● Estratto del documento:

= = = = = = =

La storia ha dato loro ragione. Intervista a Ciro Pagano, lo Zanardi di Pazienza che con la band ha inciso il 'Modern Dance' d'Italia. Spaccato di un'epoca fra no wave e case occupate, eroina e tastiere Casio

Foto per gentile concessione del gruppo

Sick Soundtrack è uno dei punti fermi della new wave italiana. È il nostro Remain in Light, il nostro Q: Are We Not Men? A: We Are Devo!, il nostro The Modern Dance, per dire. Ma il confronto con i capolavori di Talking Heads, Devo e Pere Ubu non gli rende giustizia, perché Sick Soundtrack è unico e crea un suono che per l’Italia del 1980 è qualcosa di alieno. Che in parte sicuramente subisce le influenze citate (e anche di tanta no wave newyorkese), ma è in grado di assorbire gli spunti per creare un mix originale di non-melodia-melodica, ritmi ipnotici, astratti incastri tra chitarre, sax e tastiere.

In occasione del quarantennale dell’album, la Italian Records se ne è uscita con una gustosissima ristampa del cult album dei Gaznevada in versione standard e limitata a 150 copie in vinile bianco marmorizzato. Con le grafiche riportate in maniera fedele e tanto di Polaroid che raffigurano i componenti del gruppo. Come l’originale, la ristampa include anche il 45 giri I See My Baby Standing on a Plane, pubblicato a nome Billy Blade & The Electric Razors, l’alter ego rockabilly dei Gaz.

= = = = = = =

● Sezione dati:
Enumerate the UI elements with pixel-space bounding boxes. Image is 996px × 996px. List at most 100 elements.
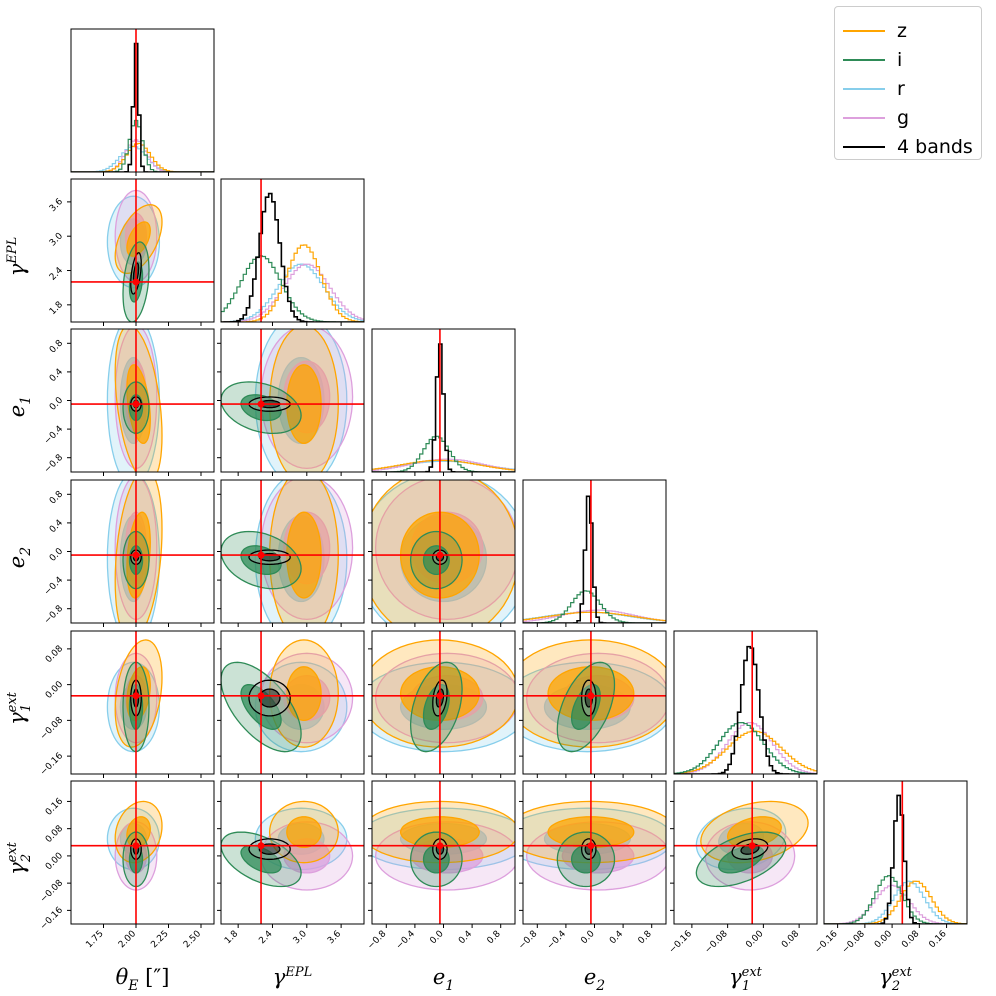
panel-content <box>71 329 214 472</box>
x-tick-label-gamma1ext: 0.08 <box>780 929 801 950</box>
y-tick-label-gammaEPL: 3.6 <box>48 197 65 214</box>
hist-z-e1 <box>372 459 515 472</box>
panel-frame <box>371 328 516 473</box>
contour-4-bands-2sigma <box>248 679 291 717</box>
panel-e2-e1 <box>368 479 516 627</box>
x-tick-label-thetaE: 2.00 <box>117 929 138 950</box>
truth-point <box>587 842 595 850</box>
hist-g-e2 <box>523 609 666 623</box>
x-tick-label-e1: −0.4 <box>394 929 417 952</box>
x-axis-label-gammaEPL: γEPL <box>273 965 312 989</box>
truth-point <box>748 842 756 850</box>
legend-label-g: g <box>897 107 910 129</box>
panel-content <box>221 179 364 322</box>
x-tick-label-e2: 0.8 <box>637 929 654 946</box>
hist-g-e1 <box>372 458 515 472</box>
legend-swatch-g <box>843 117 885 119</box>
x-axis-label-gamma2ext: γext 2 <box>879 965 913 994</box>
y-tick-label-gamma2ext: 0.16 <box>44 796 65 817</box>
hist-i-thetaE <box>71 119 214 172</box>
panel-gamma2ext-thetaE: 1.75 2.00 2.25 2.50 −0.16−0.08 0.00 0.08 0.16 <box>39 780 215 950</box>
x-tick-label-e2: 0.0 <box>579 929 596 946</box>
x-tick-label-gammaEPL: 1.8 <box>223 929 240 946</box>
x-tick-label-gamma1ext: −0.16 <box>667 929 694 956</box>
panel-content <box>674 781 817 924</box>
x-tick-label-gammaEPL: 3.0 <box>292 929 309 946</box>
panel-gamma2ext-gamma1ext: −0.16 −0.08 0.00 0.08 <box>667 780 818 956</box>
y-axis-label-gammaEPL: γEPL <box>5 237 29 276</box>
hist-z-thetaE <box>71 142 214 172</box>
legend-item-r: r <box>843 75 905 103</box>
panel-content <box>71 631 214 774</box>
panel-frame <box>673 780 818 925</box>
truth-point <box>132 842 140 850</box>
y-tick-label-gamma1ext: −0.08 <box>39 715 66 742</box>
truth-point <box>257 400 265 408</box>
hist-4-bands-thetaE <box>71 42 214 172</box>
panel-gamma2ext-gammaEPL: 1.8 2.4 3.0 3.6 <box>217 780 365 946</box>
panel-frame <box>220 630 365 775</box>
panel-gamma1ext-e1 <box>368 630 516 778</box>
panel-content <box>674 631 817 774</box>
panel-e1-thetaE: −0.8 −0.4 0.0 0.4 0.8 <box>43 328 215 476</box>
contour-4-bands-2sigma <box>731 838 769 860</box>
hist-g-gammaEPL <box>221 263 364 322</box>
legend-swatch-r <box>843 88 885 90</box>
y-axis-label-gamma2ext: γext2 <box>5 841 34 875</box>
hist-i-gamma2ext <box>824 875 967 924</box>
x-axis-label-gamma1ext: γext 1 <box>729 965 763 994</box>
y-axis-label-e2: e2 <box>5 547 34 568</box>
x-axis-label-e2: e2 <box>584 965 605 994</box>
truth-point <box>132 400 140 408</box>
y-tick-label-gamma2ext: 0.00 <box>44 851 65 872</box>
panel-content <box>221 631 364 774</box>
panel-e2-thetaE: −0.8 −0.4 0.0 0.4 0.8 <box>43 479 215 627</box>
x-tick-label-gamma2ext: 0.08 <box>900 929 921 950</box>
truth-point <box>436 692 444 700</box>
hist-r-thetaE <box>71 145 214 172</box>
y-tick-label-e2: 0.8 <box>48 489 65 506</box>
y-tick-label-gamma2ext: 0.08 <box>44 824 65 845</box>
x-tick-label-e1: −0.8 <box>366 929 389 952</box>
x-tick-label-e2: −0.4 <box>545 929 568 952</box>
y-tick-label-gamma1ext: 0.08 <box>44 644 65 665</box>
panel-content <box>221 480 364 623</box>
y-tick-label-e1: 0.0 <box>48 395 65 412</box>
panel-content <box>372 480 515 623</box>
panel-frame <box>522 479 667 624</box>
panel-content <box>372 329 515 472</box>
legend-swatch-4-bands <box>843 146 885 148</box>
hist-4-bands-gamma1ext <box>674 645 817 774</box>
panel-e1-e1 <box>371 328 516 476</box>
hist-i-gamma1ext <box>674 722 817 774</box>
y-axis-label-gamma1ext: γext1 <box>5 691 34 725</box>
panel-gamma1ext-gammaEPL <box>217 630 365 778</box>
y-tick-label-e2: 0.0 <box>48 546 65 563</box>
x-axis-label-e1: e1 <box>433 965 454 994</box>
panel-gamma2ext-e1: −0.8 −0.4 0.0 0.4 0.8 <box>366 780 516 952</box>
hist-z-gamma2ext <box>824 880 967 924</box>
y-tick-label-gamma1ext: −0.16 <box>39 751 66 778</box>
panel-gamma1ext-gamma1ext <box>673 630 818 778</box>
panel-content <box>523 480 666 623</box>
x-tick-label-gammaEPL: 2.4 <box>257 929 274 946</box>
truth-point <box>257 692 265 700</box>
panel-frame <box>70 178 215 323</box>
panel-gamma1ext-thetaE: −0.16 −0.08 0.00 0.08 <box>39 630 215 778</box>
hist-4-bands-e2 <box>523 495 666 623</box>
truth-point <box>587 692 595 700</box>
x-tick-label-thetaE: 1.75 <box>84 929 105 950</box>
panel-content <box>71 29 214 172</box>
panel-content <box>372 631 515 774</box>
legend-label-i: i <box>897 49 903 71</box>
panel-frame <box>70 630 215 775</box>
panel-e1-gammaEPL <box>217 328 365 476</box>
panel-content <box>523 631 666 774</box>
legend-label-z: z <box>897 20 907 42</box>
x-tick-label-gamma2ext: 0.00 <box>873 929 894 950</box>
panel-content <box>71 179 214 322</box>
legend-item-z: z <box>843 17 907 45</box>
x-axis-label-thetaE: θE [″] <box>116 965 170 994</box>
y-tick-label-gammaEPL: 3.0 <box>48 231 65 248</box>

= = = = = = =

● Istruzioni:
a. Trascrivi dall'estratto su Sick Soundtrack il passo che va da "Sick Soundtrack è uno" a "sax e tastiere.".
b. Riscrivi sotto forma di elenco puntato il paragrafo dell'estratto su Sick Soundtrack che comincia con "In occasione del quarantennale", conservandone i fatti principali.

● Risposte in ordine:
a.
Sick Soundtrack è uno dei punti fermi della new wave italiana. È il nostro Remain in Light, il nostro Q: Are We Not Men? A: We Are Devo!, il nostro The Modern Dance, per dire. Ma il confronto con i capolavori di Talking Heads, Devo e Pere Ubu non gli rende giustizia, perché Sick Soundtrack è unico e crea un suono che per l’Italia del 1980 è qualcosa di alieno. Che in parte sicuramente subisce le influenze citate (e anche di tanta no wave newyorkese), ma è in grado di assorbire gli spunti per creare un mix originale di non-melodia-melodica, ritmi ipnotici, astratti incastri tra chitarre, sax e tastiere.

b.
- Occasione: il quarantennale dell'album.
- La Italian Records ha pubblicato una ristampa del disco dei Gaznevada in due versioni: standard e limitata a 150 copie in vinile bianco marmorizzato.
- Le grafiche sono riprodotte fedelmente, con Polaroid che ritraggono i componenti del gruppo.
- Come l'originale, la ristampa include il 45 giri I See My Baby Standing on a Plane, uscito a nome Billy Blade & The Electric Razors, l'alter ego rockabilly del gruppo.